[Records about charts and figures]
<<<<
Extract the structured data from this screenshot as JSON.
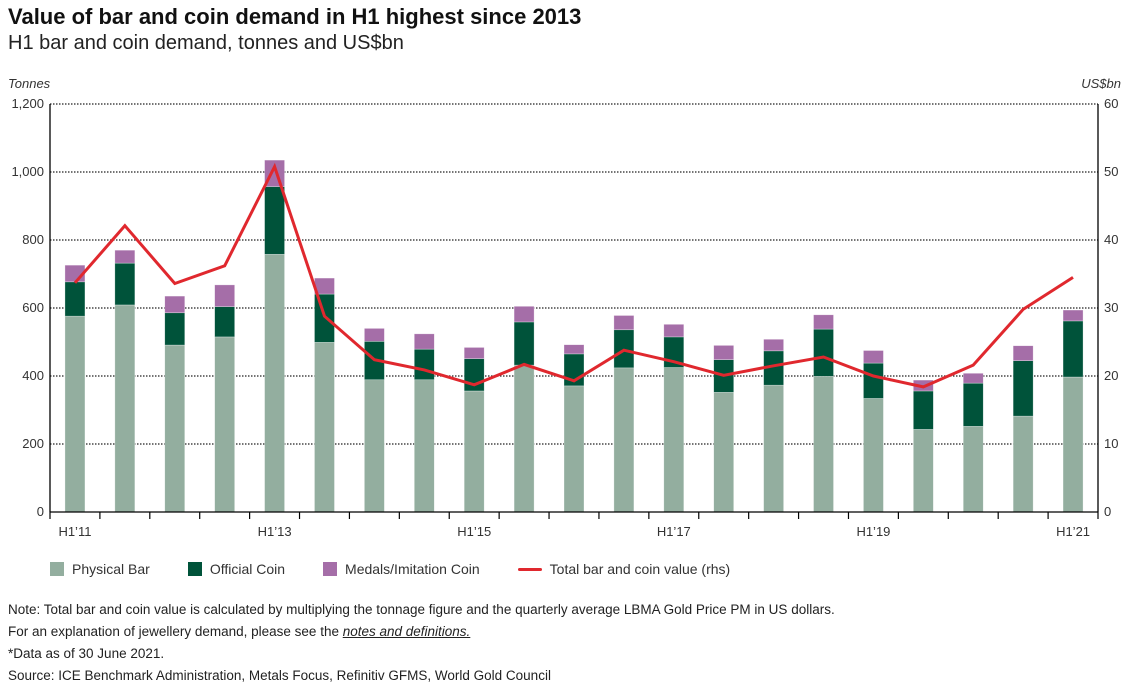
{
  "header": {
    "title": "Value of bar and coin demand in H1 highest since 2013",
    "subtitle": "H1 bar and coin demand, tonnes and US$bn"
  },
  "chart_data": {
    "type": "bar",
    "stacked": true,
    "title": "Value of bar and coin demand in H1 highest since 2013",
    "subtitle": "H1 bar and coin demand, tonnes and US$bn",
    "left_axis_label": "Tonnes",
    "right_axis_label": "US$bn",
    "ylim_left": [
      0,
      1200
    ],
    "ylim_right": [
      0,
      60
    ],
    "left_ticks": [
      "0",
      "200",
      "400",
      "600",
      "800",
      "1,000",
      "1,200"
    ],
    "left_tick_values": [
      0,
      200,
      400,
      600,
      800,
      1000,
      1200
    ],
    "right_ticks": [
      "0",
      "10",
      "20",
      "30",
      "40",
      "50",
      "60"
    ],
    "right_tick_values": [
      0,
      10,
      20,
      30,
      40,
      50,
      60
    ],
    "grid": true,
    "x_tick_labels": [
      "H1’11",
      "",
      "",
      "",
      "H1’13",
      "",
      "",
      "",
      "H1’15",
      "",
      "",
      "",
      "H1’17",
      "",
      "",
      "",
      "H1’19",
      "",
      "",
      "",
      "H1’21"
    ],
    "series": [
      {
        "name": "Physical Bar",
        "type": "bar",
        "axis": "left",
        "color": "#93AE9F",
        "values": [
          576,
          609,
          491,
          515,
          758,
          499,
          389,
          389,
          356,
          432,
          371,
          424,
          425,
          352,
          373,
          399,
          334,
          243,
          252,
          282,
          397
        ]
      },
      {
        "name": "Official Coin",
        "type": "bar",
        "axis": "left",
        "color": "#00533A",
        "values": [
          101,
          123,
          95,
          89,
          199,
          142,
          113,
          90,
          95,
          127,
          94,
          112,
          90,
          96,
          101,
          139,
          104,
          113,
          127,
          163,
          165
        ]
      },
      {
        "name": "Medals/Imitation Coin",
        "type": "bar",
        "axis": "left",
        "color": "#A56EA8",
        "values": [
          49,
          38,
          49,
          64,
          78,
          47,
          38,
          45,
          33,
          46,
          27,
          42,
          37,
          42,
          34,
          42,
          37,
          32,
          29,
          44,
          32
        ]
      },
      {
        "name": "Total bar and coin value (rhs)",
        "type": "line",
        "axis": "right",
        "color": "#E0282E",
        "values": [
          33.7,
          42.1,
          33.6,
          36.2,
          50.8,
          28.8,
          22.4,
          20.9,
          18.7,
          21.7,
          19.3,
          23.8,
          22.1,
          20.1,
          21.5,
          22.8,
          20.0,
          18.4,
          21.6,
          29.8,
          34.5
        ]
      }
    ],
    "legend_position": "bottom"
  },
  "legend": {
    "items": [
      {
        "label": "Physical Bar",
        "color": "#93AE9F",
        "kind": "box"
      },
      {
        "label": "Official Coin",
        "color": "#00533A",
        "kind": "box"
      },
      {
        "label": "Medals/Imitation Coin",
        "color": "#A56EA8",
        "kind": "box"
      },
      {
        "label": "Total bar and coin value (rhs)",
        "color": "#E0282E",
        "kind": "line"
      }
    ]
  },
  "notes": {
    "line1": "Note: Total bar and coin value is calculated by multiplying the tonnage figure and the quarterly average LBMA Gold Price PM in US dollars.",
    "line2_prefix": "For an explanation of jewellery demand, please see the ",
    "line2_link": "notes and definitions.",
    "line3": "*Data as of 30 June 2021.",
    "source": "Source: ICE Benchmark Administration, Metals Focus, Refinitiv GFMS, World Gold Council"
  }
}
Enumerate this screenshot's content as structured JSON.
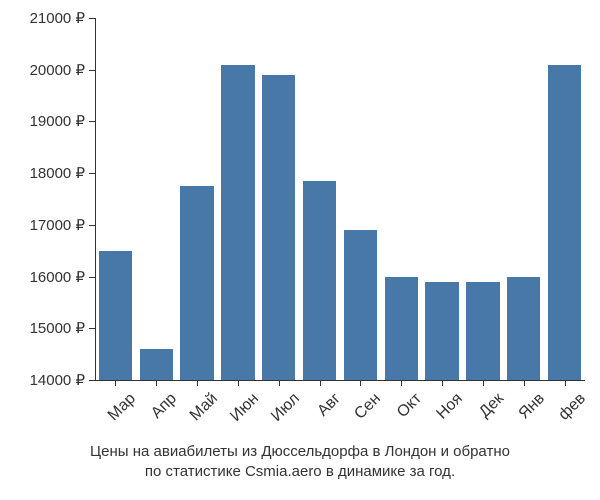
{
  "chart": {
    "type": "bar",
    "background_color": "#ffffff",
    "axis_color": "#333333",
    "text_color": "#333333",
    "bar_color": "#4878a8",
    "bar_width_ratio": 0.82,
    "ylim": [
      14000,
      21000
    ],
    "ytick_step": 1000,
    "y_unit_suffix": " ₽",
    "label_fontsize": 15,
    "xlabel_fontsize": 16,
    "xlabel_rotation_deg": -45,
    "categories": [
      "Мар",
      "Апр",
      "Май",
      "Июн",
      "Июл",
      "Авг",
      "Сен",
      "Окт",
      "Ноя",
      "Дек",
      "Янв",
      "фев"
    ],
    "values": [
      16500,
      14600,
      17750,
      20100,
      19900,
      17850,
      16900,
      16000,
      15900,
      15900,
      16000,
      20100
    ],
    "caption_line1": "Цены на авиабилеты из Дюссельдорфа в Лондон и обратно",
    "caption_line2": "по статистике Csmia.aero в динамике за год.",
    "caption_fontsize": 15
  }
}
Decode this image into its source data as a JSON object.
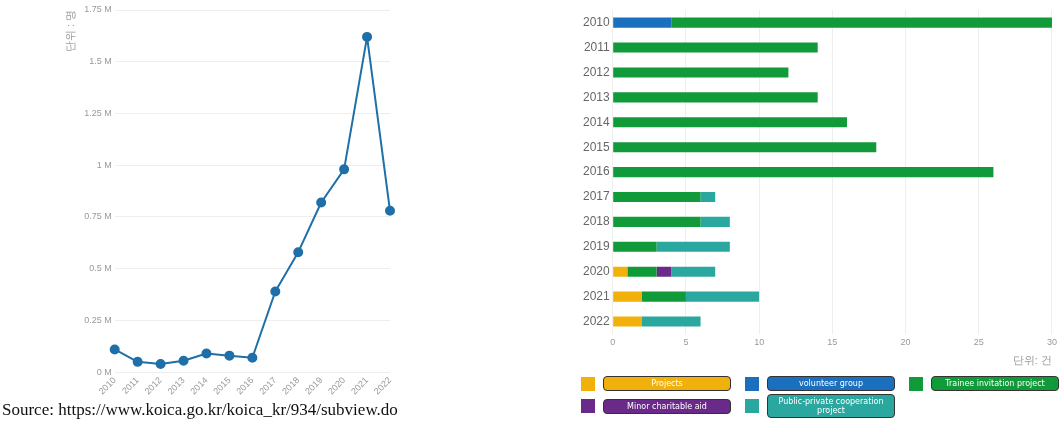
{
  "chart_data": [
    {
      "type": "line",
      "ylabel": "단위 : 명",
      "categories": [
        "2010",
        "2011",
        "2012",
        "2013",
        "2014",
        "2015",
        "2016",
        "2017",
        "2018",
        "2019",
        "2020",
        "2021",
        "2022"
      ],
      "series": [
        {
          "color": "#1f6fa8",
          "values": [
            0.11,
            0.05,
            0.04,
            0.055,
            0.09,
            0.08,
            0.07,
            0.39,
            0.58,
            0.82,
            0.98,
            1.62,
            0.78
          ]
        }
      ],
      "ylim": [
        0,
        1.75
      ],
      "yticks": [
        {
          "value": 0,
          "label": "0 M"
        },
        {
          "value": 0.25,
          "label": "0.25 M"
        },
        {
          "value": 0.5,
          "label": "0.5 M"
        },
        {
          "value": 0.75,
          "label": "0.75 M"
        },
        {
          "value": 1,
          "label": "1 M"
        },
        {
          "value": 1.25,
          "label": "1.25 M"
        },
        {
          "value": 1.5,
          "label": "1.5 M"
        },
        {
          "value": 1.75,
          "label": "1.75 M"
        }
      ],
      "grid": "y",
      "marker": "circle",
      "annotations": [
        "Source: https://www.koica.go.kr/koica_kr/934/subview.do"
      ]
    },
    {
      "type": "bar",
      "orientation": "horizontal",
      "stacked": true,
      "xlabel": "단위: 건",
      "categories": [
        "2010",
        "2011",
        "2012",
        "2013",
        "2014",
        "2015",
        "2016",
        "2017",
        "2018",
        "2019",
        "2020",
        "2021",
        "2022"
      ],
      "series": [
        {
          "name": "Projects",
          "color": "#f2b10a",
          "values": [
            0,
            0,
            0,
            0,
            0,
            0,
            0,
            0,
            0,
            0,
            1,
            2,
            2
          ]
        },
        {
          "name": "volunteer group",
          "color": "#1a6fbf",
          "values": [
            4,
            0,
            0,
            0,
            0,
            0,
            0,
            0,
            0,
            0,
            0,
            0,
            0
          ]
        },
        {
          "name": "Trainee invitation project",
          "color": "#109a3a",
          "values": [
            26,
            14,
            12,
            14,
            16,
            18,
            26,
            6,
            6,
            3,
            2,
            3,
            0
          ]
        },
        {
          "name": "Minor charitable aid",
          "color": "#6a2a8a",
          "values": [
            0,
            0,
            0,
            0,
            0,
            0,
            0,
            0,
            0,
            0,
            1,
            0,
            0
          ]
        },
        {
          "name": "Public-private cooperation project",
          "color": "#2aa8a0",
          "values": [
            0,
            0,
            0,
            0,
            0,
            0,
            0,
            1,
            2,
            5,
            3,
            5,
            4
          ]
        }
      ],
      "xlim": [
        0,
        30
      ],
      "xticks": [
        0,
        5,
        10,
        15,
        20,
        25,
        30
      ],
      "grid": "x",
      "legend": "bottom"
    }
  ]
}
>>>>
Pick out each line above that includes "notes" and show it.

  "notes": {
    "line2_link": "notes and definitions.",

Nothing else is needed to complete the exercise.